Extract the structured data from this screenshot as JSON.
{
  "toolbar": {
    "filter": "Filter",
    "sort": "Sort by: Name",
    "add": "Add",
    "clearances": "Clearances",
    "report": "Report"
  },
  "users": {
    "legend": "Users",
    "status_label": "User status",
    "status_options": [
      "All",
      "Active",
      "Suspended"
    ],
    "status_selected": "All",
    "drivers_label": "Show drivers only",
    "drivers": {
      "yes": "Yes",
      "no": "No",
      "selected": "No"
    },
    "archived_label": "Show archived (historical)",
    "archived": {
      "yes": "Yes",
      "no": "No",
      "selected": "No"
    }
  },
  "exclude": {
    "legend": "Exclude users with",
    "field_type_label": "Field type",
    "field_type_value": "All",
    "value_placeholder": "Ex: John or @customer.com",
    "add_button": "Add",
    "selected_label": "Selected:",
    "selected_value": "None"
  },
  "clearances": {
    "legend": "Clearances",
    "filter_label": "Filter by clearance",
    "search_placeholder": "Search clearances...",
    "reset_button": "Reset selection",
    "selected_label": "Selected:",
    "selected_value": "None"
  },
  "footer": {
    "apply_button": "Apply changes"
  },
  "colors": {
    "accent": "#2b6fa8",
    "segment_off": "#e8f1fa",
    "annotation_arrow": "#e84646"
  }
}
----------------------------------------
*Written problem*.
Each line of the listing should be copied exactly.

*Answer to the exercise*.
Extract the structured data from this screenshot as JSON.
{
  "toolbar": {
    "filter": "Filter",
    "sort": "Sort by: Name",
    "add": "Add",
    "clearances": "Clearances",
    "report": "Report"
  },
  "users": {
    "legend": "Users",
    "status_label": "User status",
    "status_options": [
      "All",
      "Active",
      "Suspended"
    ],
    "status_selected": "All",
    "drivers_label": "Show drivers only",
    "drivers": {
      "yes": "Yes",
      "no": "No",
      "selected": "No"
    },
    "archived_label": "Show archived (historical)",
    "archived": {
      "yes": "Yes",
      "no": "No",
      "selected": "No"
    }
  },
  "exclude": {
    "legend": "Exclude users with",
    "field_type_label": "Field type",
    "field_type_value": "All",
    "value_placeholder": "Ex: John or @customer.com",
    "add_button": "Add",
    "selected_label": "Selected:",
    "selected_value": "None"
  },
  "clearances": {
    "legend": "Clearances",
    "filter_label": "Filter by clearance",
    "search_placeholder": "Search clearances...",
    "reset_button": "Reset selection",
    "selected_label": "Selected:",
    "selected_value": "None"
  },
  "footer": {
    "apply_button": "Apply changes"
  },
  "colors": {
    "accent": "#2b6fa8",
    "segment_off": "#e8f1fa",
    "annotation_arrow": "#e84646"
  }
}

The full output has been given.